Collection entries

= = = = = = =

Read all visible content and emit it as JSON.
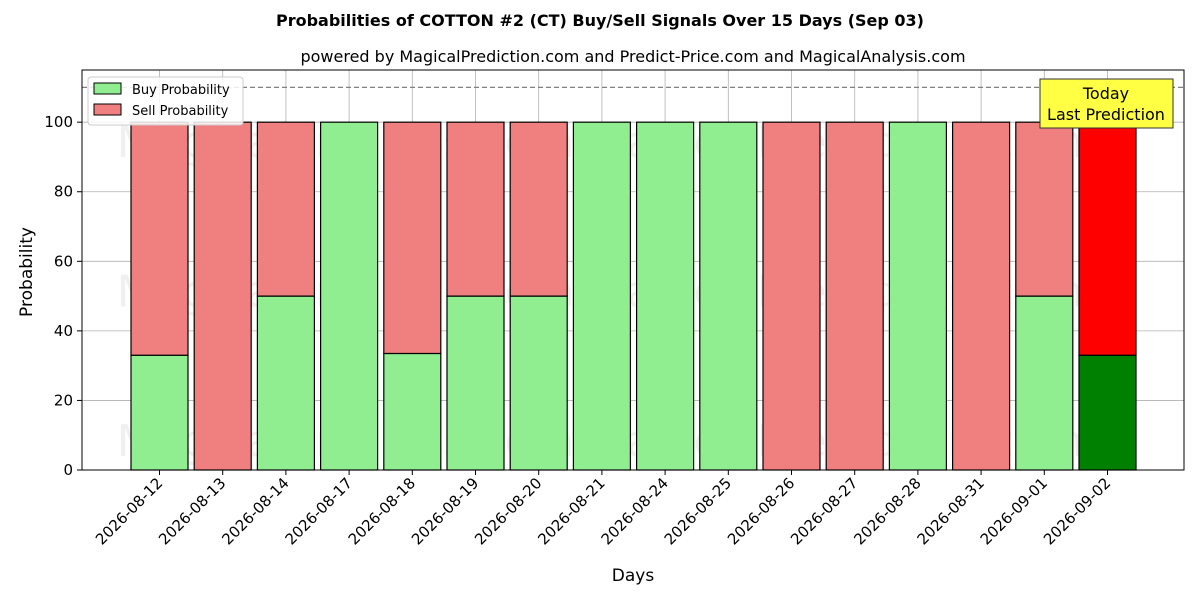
{
  "chart_data": {
    "type": "bar",
    "stacked": true,
    "title": "Probabilities of COTTON #2 (CT) Buy/Sell Signals Over 15 Days (Sep 03)",
    "subtitle": "powered by MagicalPrediction.com and Predict-Price.com and MagicalAnalysis.com",
    "xlabel": "Days",
    "ylabel": "Probability",
    "ylim": [
      0,
      115
    ],
    "yticks": [
      0,
      20,
      40,
      60,
      80,
      100
    ],
    "grid": true,
    "legend_position": "top-left",
    "reference_line": 110,
    "categories": [
      "2026-08-12",
      "2026-08-13",
      "2026-08-14",
      "2026-08-17",
      "2026-08-18",
      "2026-08-19",
      "2026-08-20",
      "2026-08-21",
      "2026-08-24",
      "2026-08-25",
      "2026-08-26",
      "2026-08-27",
      "2026-08-28",
      "2026-08-31",
      "2026-09-01",
      "2026-09-02"
    ],
    "series": [
      {
        "name": "Buy Probability",
        "color": "#90ee90",
        "highlight_color": "#008000",
        "values": [
          33,
          0,
          50,
          100,
          33.5,
          50,
          50,
          100,
          100,
          100,
          0,
          0,
          100,
          0,
          50,
          33
        ]
      },
      {
        "name": "Sell Probability",
        "color": "#f08080",
        "highlight_color": "#ff0000",
        "values": [
          67,
          100,
          50,
          0,
          66.5,
          50,
          50,
          0,
          0,
          0,
          100,
          100,
          0,
          100,
          50,
          67
        ]
      }
    ],
    "highlight_index": 15,
    "annotation": {
      "line1": "Today",
      "line2": "Last Prediction",
      "bg_color": "#ffff44"
    },
    "watermark": "MagicalAnalysis.com     MagicalPrediction.com"
  }
}
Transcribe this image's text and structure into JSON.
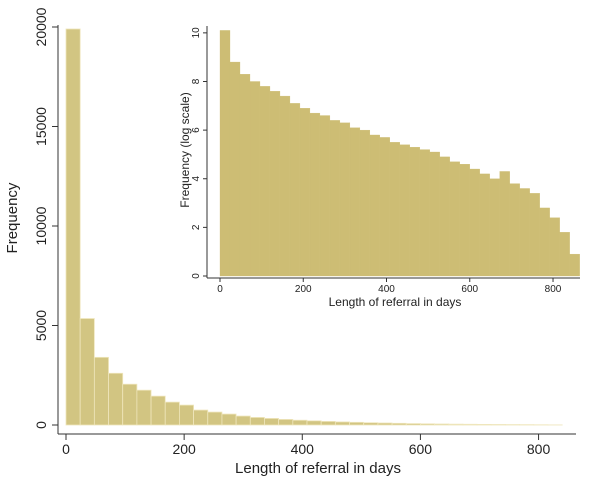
{
  "colors": {
    "bar_fill": "#d2c582",
    "bar_stroke": "#efe6bc",
    "inset_bar_fill": "#cdbd74",
    "axis": "#333333"
  },
  "chart_data": [
    {
      "type": "bar",
      "panel": "main",
      "title": "",
      "xlabel": "Length of referral in days",
      "ylabel": "Frequency",
      "xlim": [
        0,
        860
      ],
      "ylim": [
        0,
        20000
      ],
      "xticks": [
        0,
        200,
        400,
        600,
        800
      ],
      "yticks": [
        0,
        5000,
        10000,
        15000,
        20000
      ],
      "grid": false,
      "bin_width": 24,
      "x": [
        12,
        36,
        60,
        84,
        108,
        132,
        156,
        180,
        204,
        228,
        252,
        276,
        300,
        324,
        348,
        372,
        396,
        420,
        444,
        468,
        492,
        516,
        540,
        564,
        588,
        612,
        636,
        660,
        684,
        708,
        732,
        756,
        780,
        804,
        828
      ],
      "values": [
        19900,
        5350,
        3400,
        2600,
        2050,
        1750,
        1450,
        1150,
        1000,
        750,
        650,
        550,
        450,
        380,
        330,
        280,
        240,
        210,
        180,
        155,
        135,
        115,
        100,
        85,
        72,
        60,
        50,
        42,
        36,
        30,
        25,
        20,
        16,
        10,
        5
      ]
    },
    {
      "type": "bar",
      "panel": "inset",
      "title": "",
      "xlabel": "Length of referral in days",
      "ylabel": "Frequency (log scale)",
      "xlim": [
        -12,
        860
      ],
      "ylim": [
        0,
        10.2
      ],
      "xticks": [
        0,
        200,
        400,
        600,
        800
      ],
      "yticks": [
        0,
        2,
        4,
        6,
        8,
        10
      ],
      "grid": false,
      "bin_width": 24,
      "x": [
        12,
        36,
        60,
        84,
        108,
        132,
        156,
        180,
        204,
        228,
        252,
        276,
        300,
        324,
        348,
        372,
        396,
        420,
        444,
        468,
        492,
        516,
        540,
        564,
        588,
        612,
        636,
        660,
        684,
        708,
        732,
        756,
        780,
        804,
        828,
        852
      ],
      "values": [
        10.1,
        8.8,
        8.3,
        8.0,
        7.8,
        7.6,
        7.4,
        7.1,
        6.9,
        6.7,
        6.6,
        6.4,
        6.3,
        6.1,
        6.0,
        5.8,
        5.7,
        5.5,
        5.4,
        5.3,
        5.2,
        5.1,
        4.9,
        4.7,
        4.6,
        4.4,
        4.2,
        4.0,
        4.3,
        3.8,
        3.6,
        3.4,
        2.8,
        2.4,
        1.8,
        0.9
      ]
    }
  ]
}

= = = = = = =

*Written exercise*:
Repeat the records above exactly, leaving out the pictures.

*Solution for this problem*:
Read all visible content and emit it as JSON.
{
  "chart_data": {
    "type": "bar",
    "stacked": true,
    "title": "Probabilities of COTTON #2 (CT) Buy/Sell Signals Over 15 Days (Sep 03)",
    "subtitle": "powered by MagicalPrediction.com and Predict-Price.com and MagicalAnalysis.com",
    "xlabel": "Days",
    "ylabel": "Probability",
    "ylim": [
      0,
      115
    ],
    "yticks": [
      0,
      20,
      40,
      60,
      80,
      100
    ],
    "grid": true,
    "legend_position": "top-left",
    "reference_line": 110,
    "categories": [
      "2026-08-12",
      "2026-08-13",
      "2026-08-14",
      "2026-08-17",
      "2026-08-18",
      "2026-08-19",
      "2026-08-20",
      "2026-08-21",
      "2026-08-24",
      "2026-08-25",
      "2026-08-26",
      "2026-08-27",
      "2026-08-28",
      "2026-08-31",
      "2026-09-01",
      "2026-09-02"
    ],
    "series": [
      {
        "name": "Buy Probability",
        "color": "#90ee90",
        "highlight_color": "#008000",
        "values": [
          33,
          0,
          50,
          100,
          33.5,
          50,
          50,
          100,
          100,
          100,
          0,
          0,
          100,
          0,
          50,
          33
        ]
      },
      {
        "name": "Sell Probability",
        "color": "#f08080",
        "highlight_color": "#ff0000",
        "values": [
          67,
          100,
          50,
          0,
          66.5,
          50,
          50,
          0,
          0,
          0,
          100,
          100,
          0,
          100,
          50,
          67
        ]
      }
    ],
    "highlight_index": 15,
    "annotation": {
      "line1": "Today",
      "line2": "Last Prediction",
      "bg_color": "#ffff44"
    },
    "watermark": "MagicalAnalysis.com     MagicalPrediction.com"
  }
}
Transcribe this image's text and structure into JSON.
{
  "colors": {
    "bar_fill": "#d2c582",
    "bar_stroke": "#efe6bc",
    "inset_bar_fill": "#cdbd74",
    "axis": "#333333"
  },
  "chart_data": [
    {
      "type": "bar",
      "panel": "main",
      "title": "",
      "xlabel": "Length of referral in days",
      "ylabel": "Frequency",
      "xlim": [
        0,
        860
      ],
      "ylim": [
        0,
        20000
      ],
      "xticks": [
        0,
        200,
        400,
        600,
        800
      ],
      "yticks": [
        0,
        5000,
        10000,
        15000,
        20000
      ],
      "grid": false,
      "bin_width": 24,
      "x": [
        12,
        36,
        60,
        84,
        108,
        132,
        156,
        180,
        204,
        228,
        252,
        276,
        300,
        324,
        348,
        372,
        396,
        420,
        444,
        468,
        492,
        516,
        540,
        564,
        588,
        612,
        636,
        660,
        684,
        708,
        732,
        756,
        780,
        804,
        828
      ],
      "values": [
        19900,
        5350,
        3400,
        2600,
        2050,
        1750,
        1450,
        1150,
        1000,
        750,
        650,
        550,
        450,
        380,
        330,
        280,
        240,
        210,
        180,
        155,
        135,
        115,
        100,
        85,
        72,
        60,
        50,
        42,
        36,
        30,
        25,
        20,
        16,
        10,
        5
      ]
    },
    {
      "type": "bar",
      "panel": "inset",
      "title": "",
      "xlabel": "Length of referral in days",
      "ylabel": "Frequency (log scale)",
      "xlim": [
        -12,
        860
      ],
      "ylim": [
        0,
        10.2
      ],
      "xticks": [
        0,
        200,
        400,
        600,
        800
      ],
      "yticks": [
        0,
        2,
        4,
        6,
        8,
        10
      ],
      "grid": false,
      "bin_width": 24,
      "x": [
        12,
        36,
        60,
        84,
        108,
        132,
        156,
        180,
        204,
        228,
        252,
        276,
        300,
        324,
        348,
        372,
        396,
        420,
        444,
        468,
        492,
        516,
        540,
        564,
        588,
        612,
        636,
        660,
        684,
        708,
        732,
        756,
        780,
        804,
        828,
        852
      ],
      "values": [
        10.1,
        8.8,
        8.3,
        8.0,
        7.8,
        7.6,
        7.4,
        7.1,
        6.9,
        6.7,
        6.6,
        6.4,
        6.3,
        6.1,
        6.0,
        5.8,
        5.7,
        5.5,
        5.4,
        5.3,
        5.2,
        5.1,
        4.9,
        4.7,
        4.6,
        4.4,
        4.2,
        4.0,
        4.3,
        3.8,
        3.6,
        3.4,
        2.8,
        2.4,
        1.8,
        0.9
      ]
    }
  ]
}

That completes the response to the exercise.